[Records from a data collection]
· · · · ·
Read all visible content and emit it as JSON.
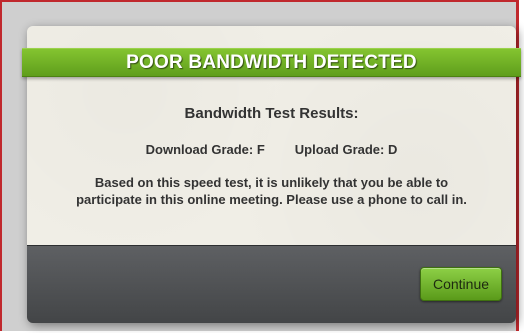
{
  "dialog": {
    "banner_title": "POOR BANDWIDTH DETECTED",
    "results_heading": "Bandwidth Test Results:",
    "download_grade": "Download Grade: F",
    "upload_grade": "Upload Grade: D",
    "message_line1": "Based on this speed test, it is unlikely that you be able to",
    "message_line2": "participate in this online meeting.  Please use a phone to call in.",
    "continue_label": "Continue"
  },
  "colors": {
    "banner": "#6fb025",
    "footer": "#4f5154",
    "paper": "#f0eee6",
    "frame_border": "#c0282d"
  }
}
· · · · ·
> What to produce
In your copy, repeat each record exactly and include no pictures.

> Output of the task
Read all visible content and emit it as JSON.
{
  "dialog": {
    "banner_title": "POOR BANDWIDTH DETECTED",
    "results_heading": "Bandwidth Test Results:",
    "download_grade": "Download Grade: F",
    "upload_grade": "Upload Grade: D",
    "message_line1": "Based on this speed test, it is unlikely that you be able to",
    "message_line2": "participate in this online meeting.  Please use a phone to call in.",
    "continue_label": "Continue"
  },
  "colors": {
    "banner": "#6fb025",
    "footer": "#4f5154",
    "paper": "#f0eee6",
    "frame_border": "#c0282d"
  }
}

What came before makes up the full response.